■ Extracted entries ■
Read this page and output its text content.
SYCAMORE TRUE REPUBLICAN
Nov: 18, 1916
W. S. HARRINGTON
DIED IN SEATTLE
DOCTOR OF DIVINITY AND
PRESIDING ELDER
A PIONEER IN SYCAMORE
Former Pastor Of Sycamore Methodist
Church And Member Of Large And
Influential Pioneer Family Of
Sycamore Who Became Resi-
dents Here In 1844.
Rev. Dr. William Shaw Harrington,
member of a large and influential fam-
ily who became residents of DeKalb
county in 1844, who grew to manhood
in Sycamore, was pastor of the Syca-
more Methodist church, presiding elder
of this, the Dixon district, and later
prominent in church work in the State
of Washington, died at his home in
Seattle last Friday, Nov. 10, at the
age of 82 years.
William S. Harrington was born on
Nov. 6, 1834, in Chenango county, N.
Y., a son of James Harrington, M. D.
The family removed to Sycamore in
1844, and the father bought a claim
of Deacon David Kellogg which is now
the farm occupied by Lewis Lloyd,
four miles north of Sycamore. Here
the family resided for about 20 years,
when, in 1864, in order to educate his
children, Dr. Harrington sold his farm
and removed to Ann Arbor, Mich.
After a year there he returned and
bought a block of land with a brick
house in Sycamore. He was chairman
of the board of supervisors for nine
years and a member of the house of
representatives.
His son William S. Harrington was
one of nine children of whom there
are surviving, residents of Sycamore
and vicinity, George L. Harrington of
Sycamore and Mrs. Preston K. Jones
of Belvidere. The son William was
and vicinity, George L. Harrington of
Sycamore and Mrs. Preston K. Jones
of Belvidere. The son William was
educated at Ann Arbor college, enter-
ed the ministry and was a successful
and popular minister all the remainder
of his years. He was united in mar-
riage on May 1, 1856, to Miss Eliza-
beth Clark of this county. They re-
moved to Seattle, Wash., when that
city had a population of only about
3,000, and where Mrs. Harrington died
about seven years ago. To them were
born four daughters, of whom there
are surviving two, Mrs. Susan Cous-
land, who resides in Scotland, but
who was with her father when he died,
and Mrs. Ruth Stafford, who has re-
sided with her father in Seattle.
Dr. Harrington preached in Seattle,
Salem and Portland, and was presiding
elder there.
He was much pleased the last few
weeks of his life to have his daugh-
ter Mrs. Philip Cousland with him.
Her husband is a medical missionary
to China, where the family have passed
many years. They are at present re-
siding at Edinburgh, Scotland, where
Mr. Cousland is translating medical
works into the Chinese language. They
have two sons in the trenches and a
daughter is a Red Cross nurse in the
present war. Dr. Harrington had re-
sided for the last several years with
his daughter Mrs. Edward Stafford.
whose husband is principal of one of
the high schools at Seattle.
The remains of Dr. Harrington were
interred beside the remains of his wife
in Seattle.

■ Exercise task ■
Check every line in the material above for the string "with", then give only the number of lines that have it.

■ Answer for this exercise ■
5